§ INSTRUCTIONS FOR THE TASK: Count the lines in the material below that contain the string "skewer", matching case exactly. Reply with the number only.
☆ ☆ ☆ ☆
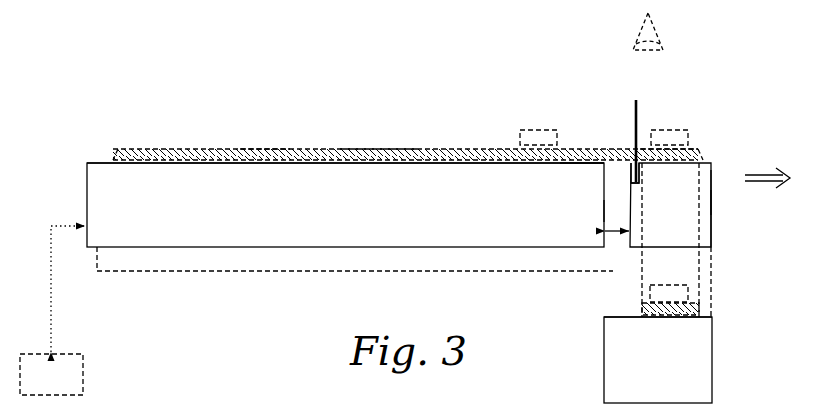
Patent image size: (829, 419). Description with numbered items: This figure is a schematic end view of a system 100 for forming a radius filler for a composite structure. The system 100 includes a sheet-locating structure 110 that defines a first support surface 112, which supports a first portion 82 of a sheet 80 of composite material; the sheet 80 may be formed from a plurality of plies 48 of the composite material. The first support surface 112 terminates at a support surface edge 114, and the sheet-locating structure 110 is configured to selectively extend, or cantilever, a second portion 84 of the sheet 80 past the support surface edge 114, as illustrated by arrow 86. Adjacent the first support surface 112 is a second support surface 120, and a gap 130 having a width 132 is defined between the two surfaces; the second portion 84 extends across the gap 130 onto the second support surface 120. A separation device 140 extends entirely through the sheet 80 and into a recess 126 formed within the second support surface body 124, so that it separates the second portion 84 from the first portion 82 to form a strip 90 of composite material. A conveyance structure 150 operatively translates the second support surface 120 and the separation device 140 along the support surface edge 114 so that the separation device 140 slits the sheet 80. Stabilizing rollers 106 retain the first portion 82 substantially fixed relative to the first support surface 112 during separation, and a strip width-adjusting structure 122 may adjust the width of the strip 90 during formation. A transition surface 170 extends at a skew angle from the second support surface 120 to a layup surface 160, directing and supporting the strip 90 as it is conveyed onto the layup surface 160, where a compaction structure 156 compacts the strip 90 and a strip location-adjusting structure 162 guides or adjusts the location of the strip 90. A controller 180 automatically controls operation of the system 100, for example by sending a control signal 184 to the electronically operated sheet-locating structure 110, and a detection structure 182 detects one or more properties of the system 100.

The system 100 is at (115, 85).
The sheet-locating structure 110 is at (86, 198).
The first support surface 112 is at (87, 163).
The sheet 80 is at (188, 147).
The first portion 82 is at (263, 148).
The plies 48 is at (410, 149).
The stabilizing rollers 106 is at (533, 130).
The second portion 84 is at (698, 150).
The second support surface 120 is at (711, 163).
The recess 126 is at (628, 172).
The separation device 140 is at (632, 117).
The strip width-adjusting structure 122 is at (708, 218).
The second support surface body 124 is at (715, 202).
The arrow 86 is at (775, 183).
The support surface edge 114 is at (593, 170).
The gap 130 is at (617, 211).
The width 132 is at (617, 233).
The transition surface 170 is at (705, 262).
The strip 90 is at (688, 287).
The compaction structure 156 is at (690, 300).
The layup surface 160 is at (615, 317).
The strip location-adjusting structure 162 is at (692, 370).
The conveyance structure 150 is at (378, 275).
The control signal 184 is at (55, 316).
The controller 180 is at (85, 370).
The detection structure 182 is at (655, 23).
☆ ☆ ☆ ☆
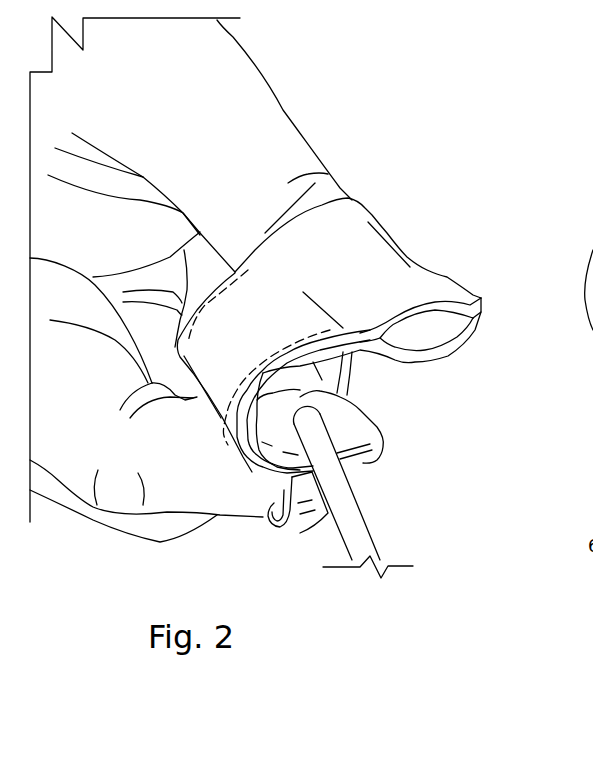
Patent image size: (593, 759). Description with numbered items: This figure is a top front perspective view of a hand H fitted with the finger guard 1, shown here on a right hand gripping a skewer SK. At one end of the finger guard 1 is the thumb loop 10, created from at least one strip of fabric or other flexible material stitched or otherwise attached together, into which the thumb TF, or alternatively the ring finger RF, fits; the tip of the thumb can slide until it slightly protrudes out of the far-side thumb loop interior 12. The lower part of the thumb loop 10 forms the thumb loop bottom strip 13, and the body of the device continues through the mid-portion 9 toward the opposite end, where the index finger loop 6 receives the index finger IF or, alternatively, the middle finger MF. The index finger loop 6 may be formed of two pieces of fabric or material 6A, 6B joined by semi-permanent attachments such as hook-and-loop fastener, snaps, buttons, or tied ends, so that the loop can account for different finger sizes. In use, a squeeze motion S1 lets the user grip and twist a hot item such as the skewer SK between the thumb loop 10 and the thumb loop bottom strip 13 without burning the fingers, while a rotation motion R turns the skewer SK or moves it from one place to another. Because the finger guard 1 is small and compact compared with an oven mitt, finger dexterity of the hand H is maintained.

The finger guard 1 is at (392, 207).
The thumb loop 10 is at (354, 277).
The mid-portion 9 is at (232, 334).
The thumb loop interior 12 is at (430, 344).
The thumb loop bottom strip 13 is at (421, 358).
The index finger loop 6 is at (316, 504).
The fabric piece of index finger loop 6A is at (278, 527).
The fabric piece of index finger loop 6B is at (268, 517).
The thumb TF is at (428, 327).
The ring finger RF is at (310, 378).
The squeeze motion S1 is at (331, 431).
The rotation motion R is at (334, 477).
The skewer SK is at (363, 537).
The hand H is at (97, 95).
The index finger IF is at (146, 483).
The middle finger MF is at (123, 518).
☆ ☆ ☆ ☆
§ THE RESPONSE: 2